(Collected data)
■ ■ ■ ■ ■
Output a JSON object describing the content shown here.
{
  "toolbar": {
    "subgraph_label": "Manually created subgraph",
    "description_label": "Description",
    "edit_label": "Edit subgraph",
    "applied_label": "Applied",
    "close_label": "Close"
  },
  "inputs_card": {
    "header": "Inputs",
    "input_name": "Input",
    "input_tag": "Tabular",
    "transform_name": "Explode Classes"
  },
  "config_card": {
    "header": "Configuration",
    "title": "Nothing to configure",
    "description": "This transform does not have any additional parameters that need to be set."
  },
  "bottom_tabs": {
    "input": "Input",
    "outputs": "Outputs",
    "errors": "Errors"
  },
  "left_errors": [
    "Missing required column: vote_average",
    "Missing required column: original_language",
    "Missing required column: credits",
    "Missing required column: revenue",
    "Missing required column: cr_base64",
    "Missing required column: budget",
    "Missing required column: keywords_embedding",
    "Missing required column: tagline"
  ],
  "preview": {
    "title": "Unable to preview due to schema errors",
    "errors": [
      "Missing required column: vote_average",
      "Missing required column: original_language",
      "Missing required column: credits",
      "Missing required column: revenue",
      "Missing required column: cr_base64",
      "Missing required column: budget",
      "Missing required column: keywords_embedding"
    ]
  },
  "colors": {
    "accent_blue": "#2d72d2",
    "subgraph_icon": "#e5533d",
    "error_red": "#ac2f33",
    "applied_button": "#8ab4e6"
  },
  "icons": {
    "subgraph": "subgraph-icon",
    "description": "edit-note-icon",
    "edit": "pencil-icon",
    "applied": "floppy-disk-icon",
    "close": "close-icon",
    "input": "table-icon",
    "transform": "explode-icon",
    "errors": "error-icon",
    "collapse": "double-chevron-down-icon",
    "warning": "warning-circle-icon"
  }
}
■ ■ ■ ■ ■
• Aim of the task
Print the whole listing exactly as it is.

• The solution
Output a JSON object describing the content shown here.
{
  "toolbar": {
    "subgraph_label": "Manually created subgraph",
    "description_label": "Description",
    "edit_label": "Edit subgraph",
    "applied_label": "Applied",
    "close_label": "Close"
  },
  "inputs_card": {
    "header": "Inputs",
    "input_name": "Input",
    "input_tag": "Tabular",
    "transform_name": "Explode Classes"
  },
  "config_card": {
    "header": "Configuration",
    "title": "Nothing to configure",
    "description": "This transform does not have any additional parameters that need to be set."
  },
  "bottom_tabs": {
    "input": "Input",
    "outputs": "Outputs",
    "errors": "Errors"
  },
  "left_errors": [
    "Missing required column: vote_average",
    "Missing required column: original_language",
    "Missing required column: credits",
    "Missing required column: revenue",
    "Missing required column: cr_base64",
    "Missing required column: budget",
    "Missing required column: keywords_embedding",
    "Missing required column: tagline"
  ],
  "preview": {
    "title": "Unable to preview due to schema errors",
    "errors": [
      "Missing required column: vote_average",
      "Missing required column: original_language",
      "Missing required column: credits",
      "Missing required column: revenue",
      "Missing required column: cr_base64",
      "Missing required column: budget",
      "Missing required column: keywords_embedding"
    ]
  },
  "colors": {
    "accent_blue": "#2d72d2",
    "subgraph_icon": "#e5533d",
    "error_red": "#ac2f33",
    "applied_button": "#8ab4e6"
  },
  "icons": {
    "subgraph": "subgraph-icon",
    "description": "edit-note-icon",
    "edit": "pencil-icon",
    "applied": "floppy-disk-icon",
    "close": "close-icon",
    "input": "table-icon",
    "transform": "explode-icon",
    "errors": "error-icon",
    "collapse": "double-chevron-down-icon",
    "warning": "warning-circle-icon"
  }
}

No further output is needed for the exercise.